PROBLEM STATEMENT:
Show every line below where "работникам" can be found.

━━━━━━

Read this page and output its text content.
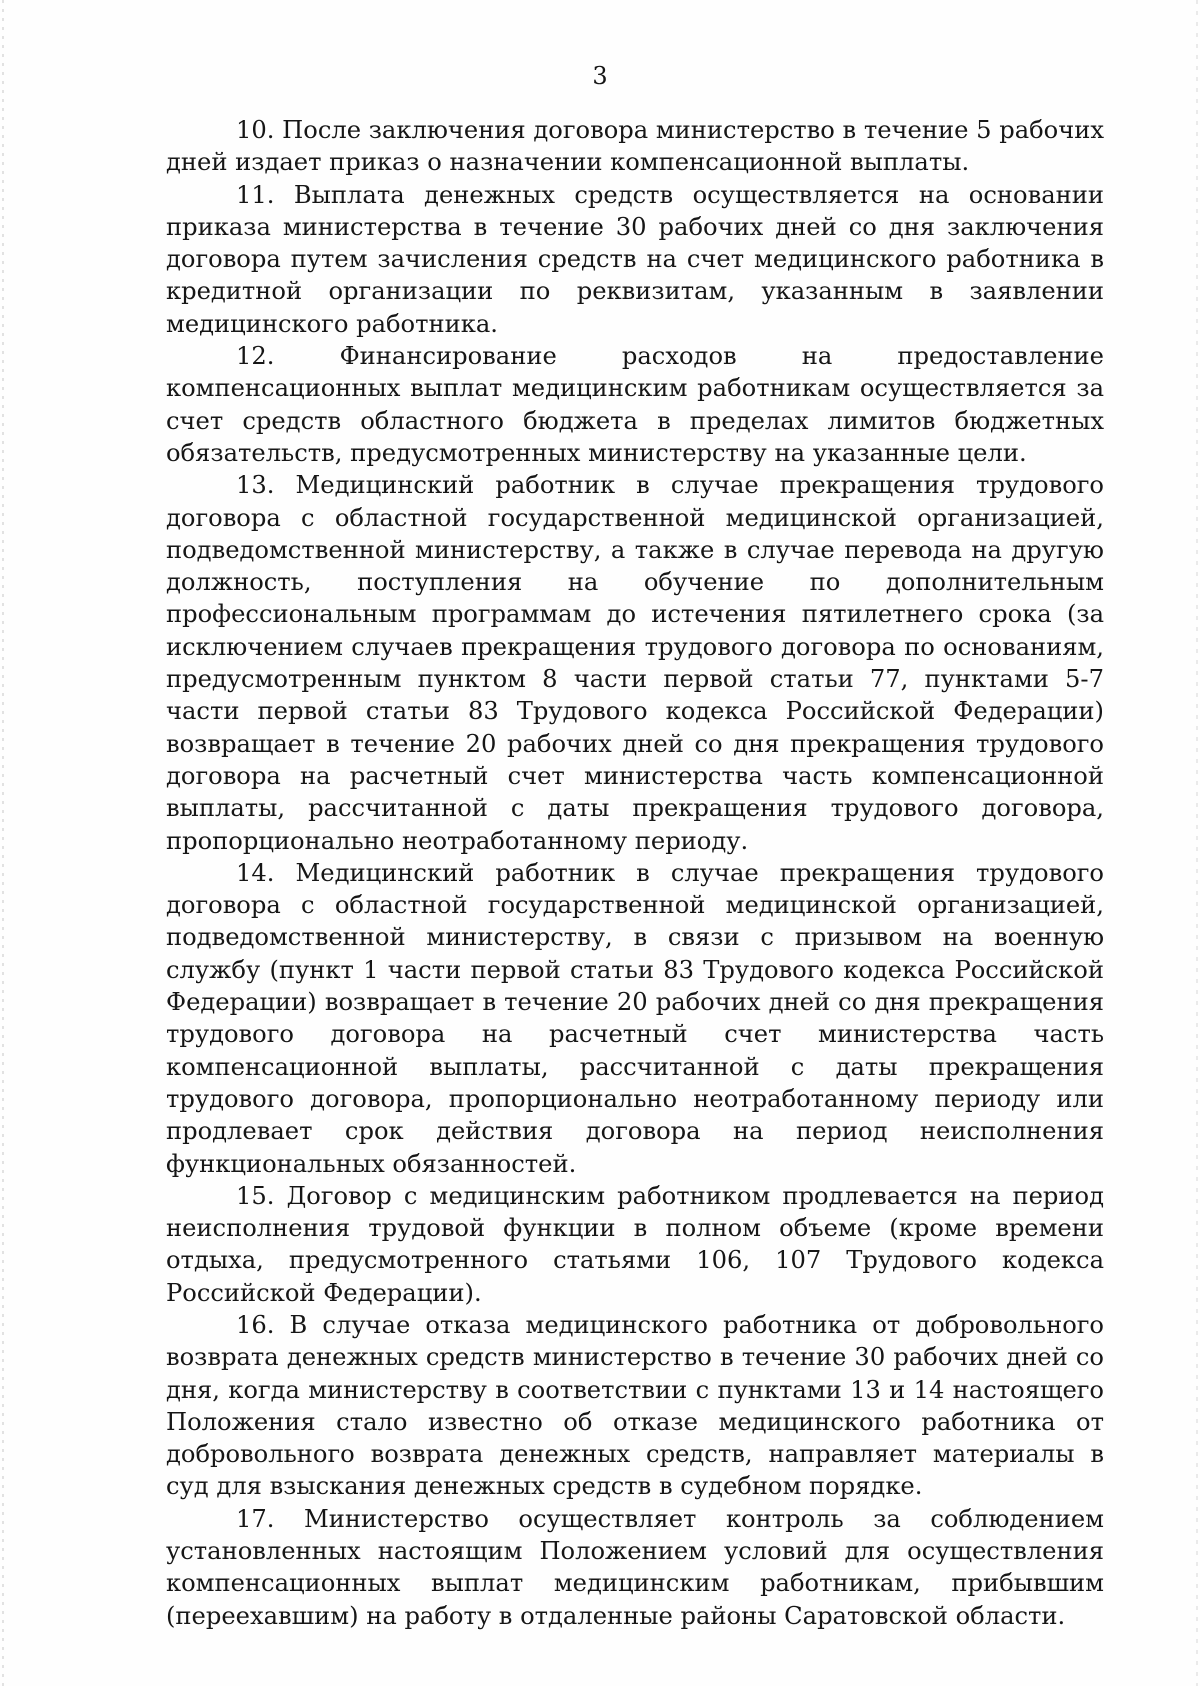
3

10. После заключения договора министерство в течение 5 рабочих дней издает приказ о назначении компенсационной выплаты.

11. Выплата денежных средств осуществляется на основании приказа министерства в течение 30 рабочих дней со дня заключения договора путем зачисления средств на счет медицинского работника в кредитной организации по реквизитам, указанным в заявлении медицинского работника.

12. Финансирование расходов на предоставление компенсационных выплат медицинским работникам осуществляется за счет средств областного бюджета в пределах лимитов бюджетных обязательств, предусмотренных министерству на указанные цели.

13. Медицинский работник в случае прекращения трудового договора с областной государственной медицинской организацией, подведомственной министерству, а также в случае перевода на другую должность, поступления на обучение по дополнительным профессиональным программам до истечения пятилетнего срока (за исключением случаев прекращения трудового договора по основаниям, предусмотренным пунктом 8 части первой статьи 77, пунктами 5-7 части первой статьи 83 Трудового кодекса Российской Федерации) возвращает в течение 20 рабочих дней со дня прекращения трудового договора на расчетный счет министерства часть компенсационной выплаты, рассчитанной с даты прекращения трудового договора, пропорционально неотработанному периоду.

14. Медицинский работник в случае прекращения трудового договора с областной государственной медицинской организацией, подведомственной министерству, в связи с призывом на военную службу (пункт 1 части первой статьи 83 Трудового кодекса Российской Федерации) возвращает в течение 20 рабочих дней со дня прекращения трудового договора на расчетный счет министерства часть компенсационной выплаты, рассчитанной с даты прекращения трудового договора, пропорционально неотработанному периоду или продлевает срок действия договора на период неисполнения функциональных обязанностей.

15. Договор с медицинским работником продлевается на период неисполнения трудовой функции в полном объеме (кроме времени отдыха, предусмотренного статьями 106, 107 Трудового кодекса Российской Федерации).

16. В случае отказа медицинского работника от добровольного возврата денежных средств министерство в течение 30 рабочих дней со дня, когда министерству в соответствии с пунктами 13 и 14 настоящего Положения стало известно об отказе медицинского работника от добровольного возврата денежных средств, направляет материалы в суд для взыскания денежных средств в судебном порядке.

17. Министерство осуществляет контроль за соблюдением установленных настоящим Положением условий для осуществления компенсационных выплат медицинским работникам, прибывшим (переехавшим) на работу в отдаленные районы Саратовской области.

━━━━━━

RESPONSE BELOW:
12. Финансирование расходов на предоставление компенсационных выплат медицинским работникам осуществляется за счет средств областного бюджета в пределах лимитов бюджетных обязательств, предусмотренных министерству на указанные цели.
17. Министерство осуществляет контроль за соблюдением установленных настоящим Положением условий для осуществления компенсационных выплат медицинским работникам, прибывшим (переехавшим) на работу в отдаленные районы Саратовской области.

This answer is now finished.